-- Exercise material --
────────────────────────────────────────
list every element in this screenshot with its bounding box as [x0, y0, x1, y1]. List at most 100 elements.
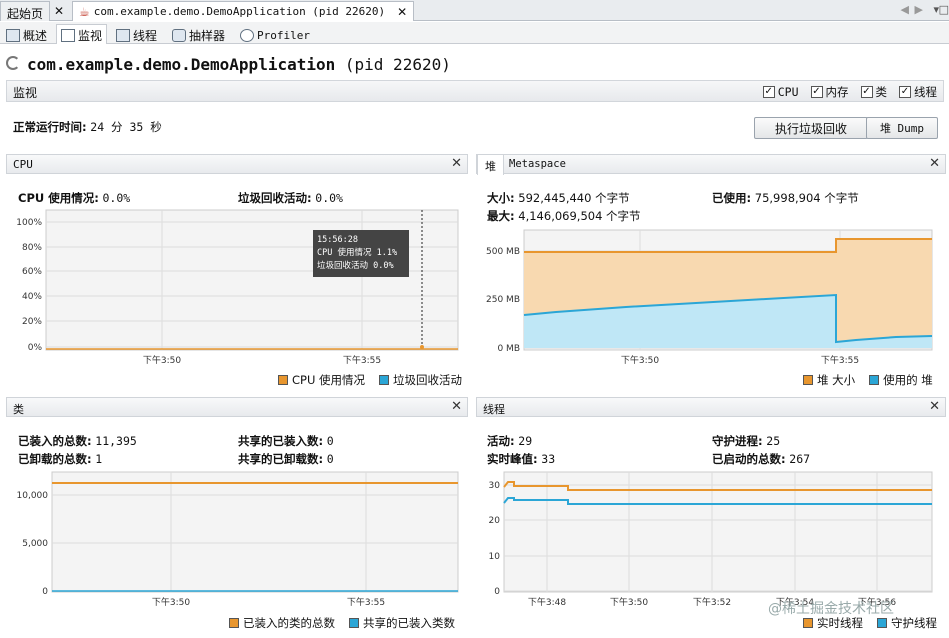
- tab-sampler[interactable]: 抽样器: [168, 24, 229, 44]
- monitor-icon: [61, 29, 75, 42]
- heap-max: 最大: 4,146,069,504 个字节: [487, 208, 641, 224]
- legend-label: 已装入的类的总数: [243, 616, 335, 630]
- legend-classes-loaded: 已装入的类的总数: [229, 615, 335, 631]
- legend-label: 垃圾回收活动: [393, 373, 463, 387]
- legend-swatch: [803, 375, 813, 385]
- classes-chart: 10,000 5,000 0 下午3:50 下午3:55: [17, 471, 459, 608]
- tab-application[interactable]: ☕ com.example.demo.DemoApplication (pid …: [72, 1, 415, 21]
- classes-x-tick-label: 下午3:50: [152, 596, 190, 608]
- heap-dump-button[interactable]: 堆 Dump: [866, 117, 938, 139]
- threads-chart: 3020100下午3:48 下午3:50 下午3:52 下午3:54 下午3:56: [489, 471, 933, 608]
- cpu-tooltip-time: 15:56:28: [317, 235, 358, 245]
- legend-heap-used: 使用的 堆: [869, 372, 933, 388]
- classes-plot-area: [51, 471, 459, 593]
- cpu-chart: 100%80%60%40%20%0%下午3:50 下午3:55 15:56:28 …: [16, 209, 459, 366]
- cpu-tooltip-cpu: CPU 使用情况 1.1%: [317, 247, 397, 258]
- legend-swatch: [278, 375, 288, 385]
- tab-application-label: com.example.demo.DemoApplication (pid 22…: [93, 5, 386, 18]
- close-icon[interactable]: ✕: [929, 156, 940, 171]
- java-icon: ☕: [79, 4, 90, 19]
- threads-x-tick-label: 下午3:48: [528, 596, 566, 608]
- cpu-legend: CPU 使用情况 垃圾回收活动: [278, 372, 462, 388]
- threads-peak-value: 33: [541, 452, 556, 466]
- classes-panel-title: 类: [13, 403, 24, 416]
- tab-threads[interactable]: 线程: [112, 24, 161, 44]
- maximize-icon[interactable]: □: [939, 3, 949, 16]
- checkbox-memory[interactable]: ✓ 内存: [810, 84, 849, 100]
- threads-peak-label: 实时峰值:: [487, 452, 538, 466]
- legend-swatch: [349, 618, 359, 628]
- heap-legend: 堆 大小 使用的 堆: [803, 372, 933, 388]
- close-icon[interactable]: ✕: [929, 399, 940, 414]
- threads-live-label: 活动:: [487, 434, 515, 448]
- tab-close-start[interactable]: ✕: [52, 1, 66, 21]
- sampler-icon: [172, 28, 186, 42]
- heap-x-tick-label: 下午3:50: [621, 354, 659, 366]
- classes-shared-loaded: 共享的已装入数: 0: [238, 433, 334, 449]
- heap-max-value: 4,146,069,504 个字节: [518, 209, 641, 223]
- legend-classes-shared: 共享的已装入类数: [349, 615, 455, 631]
- threads-daemon-value: 25: [766, 434, 781, 448]
- perform-gc-button[interactable]: 执行垃圾回收: [754, 117, 868, 139]
- threads-daemon: 守护进程: 25: [712, 433, 780, 449]
- scroll-left-icon[interactable]: ◀: [901, 3, 909, 16]
- heap-used: 已使用: 75,998,904 个字节: [712, 190, 859, 206]
- classes-loaded: 已装入的总数: 11,395: [18, 433, 137, 449]
- tab-profiler-label: Profiler: [257, 28, 310, 42]
- uptime-value: 24 分 35 秒: [90, 120, 162, 134]
- heap-max-label: 最大:: [487, 209, 515, 223]
- check-icon: ✓: [810, 86, 823, 98]
- threads-legend: 实时线程 守护线程: [803, 615, 937, 631]
- threads-panel-title: 线程: [483, 403, 505, 416]
- legend-label: 守护线程: [891, 616, 937, 630]
- legend-label: 实时线程: [817, 616, 863, 630]
- threads-started: 已启动的总数: 267: [712, 451, 810, 467]
- classes-shared-unloaded-label: 共享的已卸载数:: [238, 452, 324, 466]
- checkbox-cpu[interactable]: ✓ CPU: [762, 84, 799, 100]
- checkbox-classes-label: 类: [875, 85, 888, 99]
- tab-start-label: 起始页: [7, 7, 44, 21]
- classes-unloaded-label: 已卸载的总数:: [18, 452, 92, 466]
- heap-x-tick-label: 下午3:55: [821, 354, 859, 366]
- legend-swatch: [803, 618, 813, 628]
- threads-peak: 实时峰值: 33: [487, 451, 555, 467]
- close-icon[interactable]: ✕: [451, 399, 462, 414]
- tab-heap[interactable]: 堆: [477, 154, 504, 175]
- tab-threads-label: 线程: [133, 28, 158, 43]
- tab-monitor[interactable]: 监视: [56, 24, 108, 44]
- classes-shared-unloaded: 共享的已卸载数: 0: [238, 451, 334, 467]
- threads-y-tick-label: 30: [489, 481, 501, 491]
- legend-swatch: [379, 375, 390, 385]
- legend-swatch: [869, 375, 880, 385]
- overview-icon: [6, 28, 20, 42]
- tab-metaspace[interactable]: Metaspace: [509, 158, 566, 170]
- heap-size: 大小: 592,445,440 个字节: [487, 190, 630, 206]
- legend-gc-activity: 垃圾回收活动: [379, 372, 462, 388]
- legend-swatch: [229, 618, 239, 628]
- tab-start-page[interactable]: 起始页: [0, 1, 51, 21]
- classes-legend: 已装入的类的总数 共享的已装入类数: [229, 615, 455, 631]
- checkbox-classes[interactable]: ✓ 类: [860, 84, 888, 100]
- legend-threads-daemon: 守护线程: [877, 615, 937, 631]
- checkbox-threads[interactable]: ✓ 线程: [899, 84, 937, 100]
- threads-started-value: 267: [789, 452, 811, 466]
- tab-overview[interactable]: 概述: [2, 24, 51, 44]
- check-icon: ✓: [762, 86, 775, 98]
- threads-x-tick-label: 下午3:50: [610, 596, 648, 608]
- check-icon: ✓: [860, 86, 873, 98]
- cpu-y-tick-label: 40%: [22, 292, 42, 302]
- tab-profiler[interactable]: Profiler: [236, 24, 314, 44]
- classes-y-tick-label: 0: [42, 587, 48, 597]
- cpu-y-tick-label: 80%: [22, 243, 42, 253]
- scroll-right-icon[interactable]: ▶: [915, 3, 923, 16]
- legend-cpu-usage: CPU 使用情况: [278, 372, 365, 388]
- cpu-y-tick-label: 0%: [28, 343, 43, 353]
- heap-chart: 500 MB 250 MB 0 MB 下午3:50 下午3:55: [486, 229, 933, 366]
- legend-label: 堆 大小: [817, 373, 856, 387]
- tab-monitor-label: 监视: [78, 29, 103, 43]
- monitor-checkboxes: ✓ CPU ✓ 内存 ✓ 类 ✓ 线程: [751, 84, 937, 100]
- page-title: com.example.demo.DemoApplication (pid 22…: [27, 55, 451, 74]
- tab-close-application[interactable]: ✕: [397, 5, 407, 19]
- close-icon[interactable]: ✕: [451, 156, 462, 171]
- cpu-x-tick-label: 下午3:55: [343, 354, 381, 366]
────────────────────────────────────────
Can you arrange the entries into a Markdown table with columns "Row" and "Line", covering only the lines from the one containing "- tab-sampler[interactable]: 抽样器: [168, 24, 229, 44]" through the one containing "- tab-close-start[interactable]: ✕: [52, 1, 66, 21]", both included, and leaving out blank lines?

| Row | Line |
|---|---|
| 1 | - tab-sampler[interactable]: 抽样器: [168, 24, 229, 44] |
| 2 | - monitor-icon: [61, 29, 75, 42] |
| 3 | - heap-max: 最大: 4,146,069,504 个字节: [487, 208, 641, 224] |
| 4 | - legend-label: 已装入的类的总数: [243, 616, 335, 630] |
| 5 | - legend-classes-loaded: 已装入的类的总数: [229, 615, 335, 631] |
| 6 | - legend-label: 垃圾回收活动: [393, 373, 463, 387] |
| 7 | - legend-swatch: [803, 375, 813, 385] |
| 8 | - classes-chart: 10,000 5,000 0 下午3:50 下午3:55: [17, 471, 459, 608] |
| 9 | - tab-application[interactable]: ☕ com.example.demo.DemoApplication (pid …: [72, 1, 415, 21] |
| 10 | - classes-x-tick-label: 下午3:50: [152, 596, 190, 608] |
| 11 | - heap-dump-button[interactable]: 堆 Dump: [866, 117, 938, 139] |
| 12 | - threads-chart: 3020100下午3:48 下午3:50 下午3:52 下午3:54 下午3:56: [489, 471, 933, 608] |
| 13 | - cpu-tooltip-time: 15:56:28: [317, 235, 358, 245] |
| 14 | - legend-heap-used: 使用的 堆: [869, 372, 933, 388] |
| 15 | - classes-plot-area: [51, 471, 459, 593] |
| 16 | - cpu-chart: 100%80%60%40%20%0%下午3:50 下午3:55 15:56:28 …: [16, 209, 459, 366] |
| 17 | - cpu-tooltip-cpu: CPU 使用情况 1.1%: [317, 247, 397, 258] |
| 18 | - legend-swatch: [278, 375, 288, 385] |
| 19 | - tab-application-label: com.example.demo.DemoApplication (pid 22…: [93, 5, 386, 18] |
| 20 | - close-icon[interactable]: ✕: [929, 156, 940, 171] |
| 21 | - java-icon: ☕: [79, 4, 90, 19] |
| 22 | - threads-x-tick-label: 下午3:48: [528, 596, 566, 608] |
| 23 | - cpu-legend: CPU 使用情况 垃圾回收活动: [278, 372, 462, 388] |
| 24 | - threads-peak-value: 33: [541, 452, 556, 466] |
| 25 | - classes-panel-title: 类: [13, 403, 24, 416] |
| 26 | - tab-threads[interactable]: 线程: [112, 24, 161, 44] |
| 27 | - maximize-icon[interactable]: □: [939, 3, 949, 16] |
| 28 | - checkbox-memory[interactable]: ✓ 内存: [810, 84, 849, 100] |
| 29 | - threads-peak-label: 实时峰值:: [487, 452, 538, 466] |
| 30 | - legend-swatch: [349, 618, 359, 628] |
| 31 | - heap-legend: 堆 大小 使用的 堆: [803, 372, 933, 388] |
| 32 | - close-icon[interactable]: ✕: [929, 399, 940, 414] |
| 33 | - threads-live-label: 活动:: [487, 434, 515, 448] |
| 34 | - tab-close-start[interactable]: ✕: [52, 1, 66, 21] |